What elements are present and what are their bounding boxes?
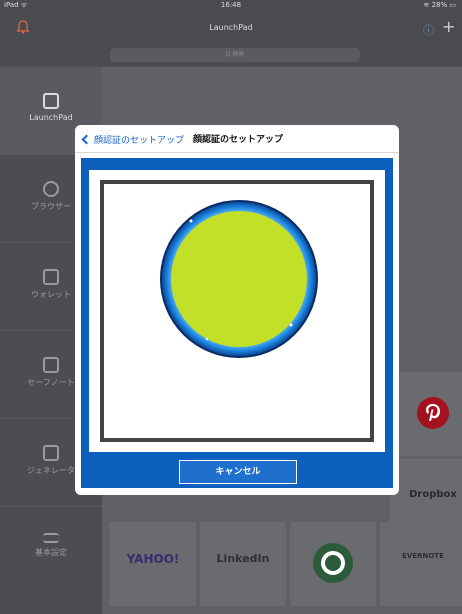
sidebar-item-label: LaunchPad: [29, 113, 73, 122]
sidebar-item-label: ジェネレータ: [27, 466, 75, 475]
camera-panel: キャンセル: [81, 158, 393, 488]
cancel-button[interactable]: キャンセル: [179, 460, 297, 484]
linkedin-tile[interactable]: LinkedIn: [200, 522, 286, 606]
chevron-left-icon: [81, 134, 92, 144]
pinterest-icon: [417, 397, 449, 429]
sidebar-item-label: セーフノート: [27, 378, 75, 387]
pinterest-tile[interactable]: [390, 372, 462, 456]
home-icon: [43, 93, 59, 109]
note-icon: [43, 357, 59, 373]
search-bar: Q 検索: [0, 45, 462, 65]
dropbox-label: Dropbox: [409, 489, 457, 500]
sidebar-item-label: 基本設定: [35, 548, 67, 557]
yahoo-label: YAHOO!: [126, 552, 180, 566]
yahoo-tile[interactable]: YAHOO!: [110, 522, 196, 606]
starbucks-tile[interactable]: [290, 522, 376, 606]
dialog-header: 顔認証のセットアップ 顔認証のセットアップ: [75, 125, 399, 153]
linkedin-label: LinkedIn: [216, 552, 270, 565]
sidebar-item-label: ウォレット: [31, 290, 71, 299]
back-button[interactable]: 顔認証のセットアップ: [81, 131, 184, 147]
evernote-label: EVERNOTE: [402, 552, 444, 560]
face-scan-indicator: [160, 200, 318, 358]
app-title: LaunchPad: [209, 23, 253, 32]
info-icon[interactable]: ⓘ: [423, 22, 434, 38]
starbucks-icon: [313, 543, 353, 583]
add-icon[interactable]: +: [442, 17, 455, 36]
search-input[interactable]: Q 検索: [110, 48, 360, 62]
back-button-label: 顔認証のセットアップ: [94, 135, 185, 146]
settings-icon: [43, 533, 59, 543]
face-setup-dialog: 顔認証のセットアップ 顔認証のセットアップ キャンセル: [75, 125, 399, 495]
camera-viewfinder: [100, 180, 374, 442]
sidebar-item-label: ブラウザー: [31, 202, 71, 211]
status-time: 16:48: [220, 1, 242, 9]
wallet-icon: [43, 269, 59, 285]
camera-frame: [89, 170, 385, 452]
status-battery: ≋ 28% ▭: [423, 1, 457, 9]
globe-icon: [43, 181, 59, 197]
navigation-bar: LaunchPad ⓘ +: [0, 11, 462, 45]
dialog-title: 顔認証のセットアップ: [193, 135, 284, 145]
sidebar-item-settings[interactable]: 基本設定: [0, 507, 102, 595]
status-bar: iPad ᯤ 16:48 ≋ 28% ▭: [0, 0, 462, 11]
evernote-tile[interactable]: EVERNOTE: [380, 522, 462, 606]
generator-icon: [43, 445, 59, 461]
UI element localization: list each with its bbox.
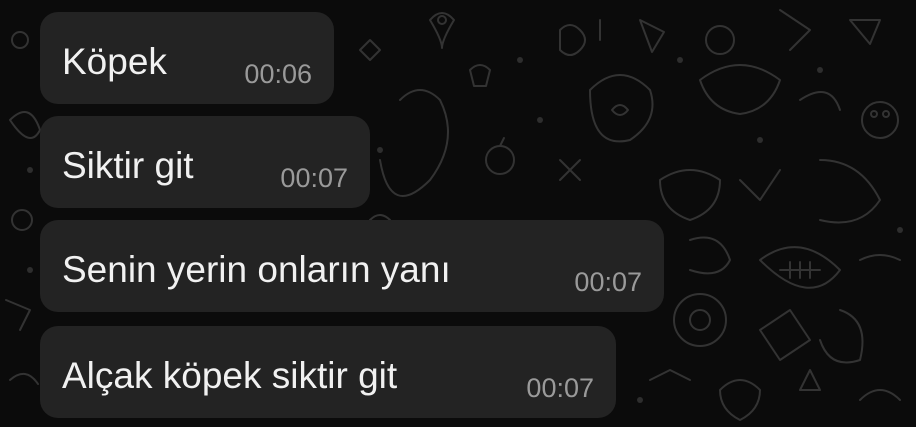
message-timestamp: 00:06: [244, 59, 312, 89]
message-bubble[interactable]: Senin yerin onların yanı 00:07: [40, 220, 664, 312]
message-timestamp: 00:07: [574, 267, 642, 297]
message-timestamp: 00:07: [526, 373, 594, 403]
message-text: Köpek: [62, 41, 167, 82]
message-bubble[interactable]: Siktir git 00:07: [40, 116, 370, 208]
message-bubble[interactable]: Alçak köpek siktir git 00:07: [40, 326, 616, 418]
message-bubble[interactable]: Köpek 00:06: [40, 12, 334, 104]
message-text: Siktir git: [62, 145, 194, 186]
message-timestamp: 00:07: [280, 163, 348, 193]
message-text: Alçak köpek siktir git: [62, 355, 398, 396]
message-text: Senin yerin onların yanı: [62, 249, 451, 290]
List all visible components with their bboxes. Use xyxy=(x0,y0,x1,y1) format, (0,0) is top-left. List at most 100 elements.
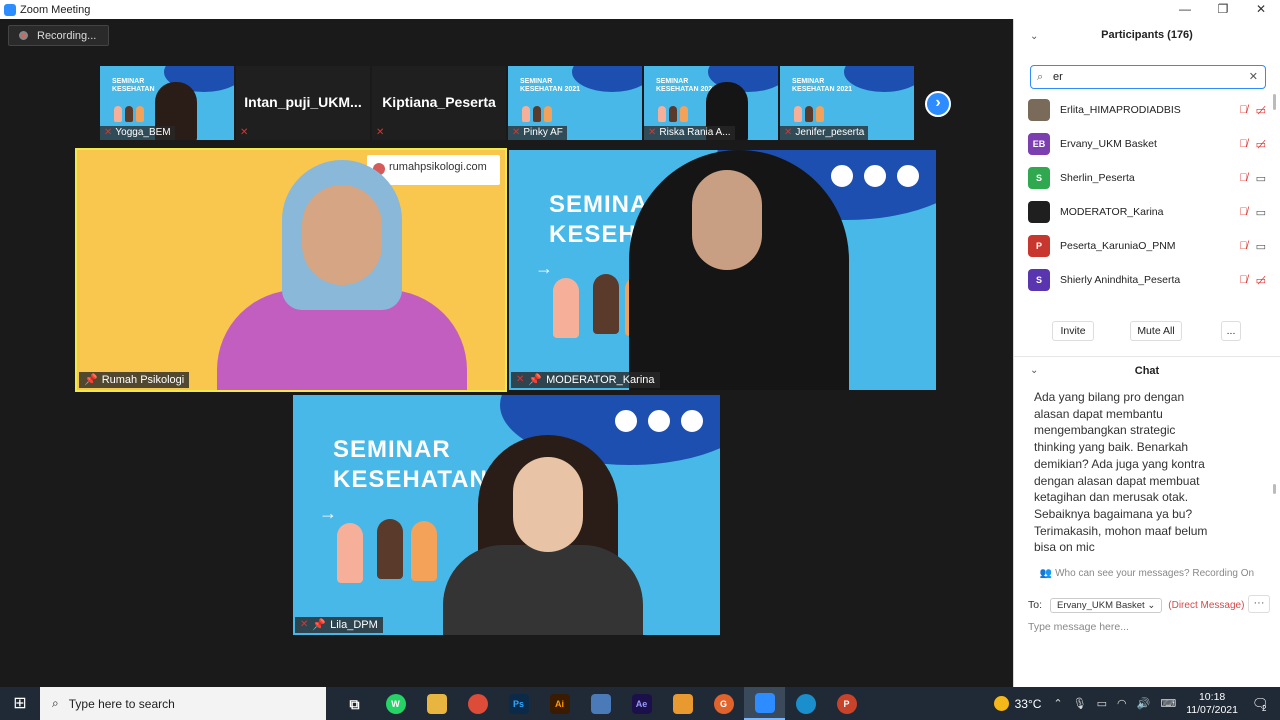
grammarly-button[interactable]: G xyxy=(703,687,744,720)
close-button[interactable]: ✕ xyxy=(1242,0,1280,19)
to-label: To: xyxy=(1028,599,1043,611)
date: 11/07/2021 xyxy=(1186,703,1238,716)
direct-message-label: (Direct Message) xyxy=(1168,599,1245,611)
video-tile-speaker[interactable]: rumahpsikologi.com 📌 Rumah Psikologi xyxy=(75,148,507,392)
participant-thumbnail[interactable]: SEMINAR KESEHATAN 2021 ✕ Pinky AF xyxy=(508,66,642,140)
participant-row[interactable]: P Peserta_KaruniaO_PNM 🎙̸ ▭ xyxy=(1028,229,1276,263)
video-off-icon[interactable]: ▭̸ xyxy=(1256,104,1266,117)
mic-off-icon[interactable]: 🎙̸ xyxy=(1239,138,1247,151)
participant-row[interactable]: Erlita_HIMAPRODIADBIS 🎙̸ ▭̸ xyxy=(1028,93,1276,127)
notification-count: 2 xyxy=(1262,703,1267,713)
mic-off-icon[interactable]: 🎙̸ xyxy=(1239,240,1247,253)
next-page-button[interactable]: › xyxy=(925,91,951,117)
participant-row[interactable]: EB Ervany_UKM Basket 🎙̸ ▭̸ xyxy=(1028,127,1276,161)
slide-title: SEMINAR KESEHATAN 2021 xyxy=(792,78,853,93)
windows-start-button[interactable]: ⊞ xyxy=(0,687,40,720)
brand-text: rumahpsikologi.com xyxy=(389,161,487,173)
slide-logos xyxy=(828,162,922,190)
mic-off-icon[interactable]: 🎙̸ xyxy=(1239,206,1247,219)
video-tile-participant[interactable]: SEMINAR KESEHATAN → ✕ 📌 Lila_DPM xyxy=(293,395,720,635)
photoshop-button[interactable]: Ps xyxy=(498,687,539,720)
media-player-button[interactable] xyxy=(662,687,703,720)
mic-off-icon[interactable]: 🎙̸ xyxy=(1239,104,1247,117)
wifi-icon[interactable]: ◠ xyxy=(1117,697,1127,710)
participant-search-input[interactable]: ⌕ er ✕ xyxy=(1030,65,1266,89)
video-name: Lila_DPM xyxy=(330,619,378,631)
edge-button[interactable] xyxy=(785,687,826,720)
participants-scrollbar[interactable] xyxy=(1273,94,1276,110)
mute-all-button[interactable]: Mute All xyxy=(1130,321,1182,341)
recipient-select[interactable]: Ervany_UKM Basket ⌄ xyxy=(1050,597,1163,613)
mic-off-icon[interactable]: 🎙̸ xyxy=(1239,172,1247,185)
powerpoint-button[interactable]: P xyxy=(826,687,867,720)
notification-center-button[interactable]: 🗨 2 xyxy=(1252,696,1274,713)
taskbar-search[interactable]: ⌕ Type here to search xyxy=(40,687,326,720)
participant-body xyxy=(443,545,643,635)
participant-thumbnail[interactable]: SEMINAR KESEHATAN 2021 ✕ Riska Rania A... xyxy=(644,66,778,140)
slide-title: SEMINAR KESEHATAN 2021 xyxy=(656,78,717,93)
after-effects-button[interactable]: Ae xyxy=(621,687,662,720)
logo-icon xyxy=(612,407,640,435)
participant-thumbnail[interactable]: Intan_puji_UKM... ✕ xyxy=(236,66,370,140)
zoom-button[interactable] xyxy=(744,687,785,720)
edge-icon xyxy=(795,693,816,714)
participant-thumbnail[interactable]: SEMINAR KESEHATAN 2021 ✕ Jenifer_peserta xyxy=(780,66,914,140)
participant-name-tag: ✕ Pinky AF xyxy=(508,126,567,140)
participant-name: MODERATOR_Karina xyxy=(1060,206,1164,218)
whatsapp-button[interactable]: W xyxy=(375,687,416,720)
window-title: Zoom Meeting xyxy=(20,3,91,16)
keyboard-icon[interactable]: ⌨ xyxy=(1160,697,1176,710)
chevron-up-icon[interactable]: ⌃ xyxy=(1053,697,1062,710)
microphone-icon[interactable]: 🎙 xyxy=(1073,697,1087,710)
participant-thumbnail[interactable]: SEMINAR KESEHATAN ✕ Yogga_BEM xyxy=(100,66,234,140)
volume-icon[interactable]: 🔊 xyxy=(1137,697,1151,710)
participant-row[interactable]: S Sherlin_Peserta 🎙̸ ▭ xyxy=(1028,161,1276,195)
invite-button[interactable]: Invite xyxy=(1052,321,1094,341)
weather-widget[interactable]: 33°C xyxy=(993,696,1041,711)
recording-indicator[interactable]: Recording... xyxy=(8,25,109,46)
clear-search-icon[interactable]: ✕ xyxy=(1249,66,1258,88)
chat-more-button[interactable]: ··· xyxy=(1248,595,1270,613)
participant-name: Pinky AF xyxy=(523,127,563,138)
participant-row[interactable]: S Shierly Anindhita_Peserta 🎙̸ ▭̸ xyxy=(1028,263,1276,297)
clock[interactable]: 10:18 11/07/2021 xyxy=(1186,691,1238,717)
logo-icon xyxy=(678,407,706,435)
video-on-icon[interactable]: ▭ xyxy=(1256,172,1266,185)
chrome-button[interactable] xyxy=(457,687,498,720)
participant-name: Sherlin_Peserta xyxy=(1060,172,1135,184)
maximize-button[interactable]: ❐ xyxy=(1204,0,1242,19)
slide-illustration xyxy=(522,106,562,124)
chat-scrollbar[interactable] xyxy=(1273,484,1276,494)
media-player-icon xyxy=(672,693,693,714)
video-tile-moderator[interactable]: SEMINAR KESEHAT → ✕ 📌 MODERATOR_Karina xyxy=(509,150,936,390)
video-on-icon[interactable]: ▭ xyxy=(1256,206,1266,219)
file-explorer-button[interactable] xyxy=(416,687,457,720)
avatar xyxy=(1028,99,1050,121)
video-on-icon[interactable]: ▭ xyxy=(1256,240,1266,253)
more-options-button[interactable]: ... xyxy=(1221,321,1241,341)
chat-message-input[interactable]: Type message here... xyxy=(1028,621,1129,633)
taskbar: ⊞ ⌕ Type here to search ⧉ W Ps Ai Ae G P… xyxy=(0,687,1280,720)
slide-illustration xyxy=(593,274,619,334)
generic-app-button[interactable] xyxy=(580,687,621,720)
video-off-icon[interactable]: ▭̸ xyxy=(1256,274,1266,287)
participant-row[interactable]: MODERATOR_Karina 🎙̸ ▭ xyxy=(1028,195,1276,229)
participant-face xyxy=(302,185,382,285)
slide-wave xyxy=(844,66,914,92)
illustrator-button[interactable]: Ai xyxy=(539,687,580,720)
participant-thumbnail[interactable]: Kiptiana_Peserta ✕ xyxy=(372,66,506,140)
slide-title: SEMINAR KESEHATAN xyxy=(112,78,155,93)
participant-name-tag: ✕ Riska Rania A... xyxy=(644,126,735,140)
mic-off-icon: ✕ xyxy=(240,127,249,138)
participant-list: Erlita_HIMAPRODIADBIS 🎙̸ ▭̸ EB Ervany_UKM… xyxy=(1028,93,1276,297)
participant-name-tag: ✕ xyxy=(236,126,252,140)
minimize-button[interactable]: — xyxy=(1166,0,1204,19)
panel-divider xyxy=(1014,356,1280,357)
task-view-button[interactable]: ⧉ xyxy=(334,687,375,720)
time: 10:18 xyxy=(1198,690,1226,703)
chat-privacy-link[interactable]: 👥 Who can see your messages? Recording O… xyxy=(1014,568,1280,579)
chevron-down-icon: ⌄ xyxy=(1147,599,1156,611)
battery-icon[interactable]: ▭ xyxy=(1097,697,1107,710)
mic-off-icon[interactable]: 🎙̸ xyxy=(1239,274,1247,287)
video-off-icon[interactable]: ▭̸ xyxy=(1256,138,1266,151)
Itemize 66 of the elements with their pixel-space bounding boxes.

━━━━━━━━━━━━━━━━

STATED PROBLEM: How many lines in the entries contain the string "panel"? Case counts. Reply with the number only.

WRITTEN SOLUTION: 2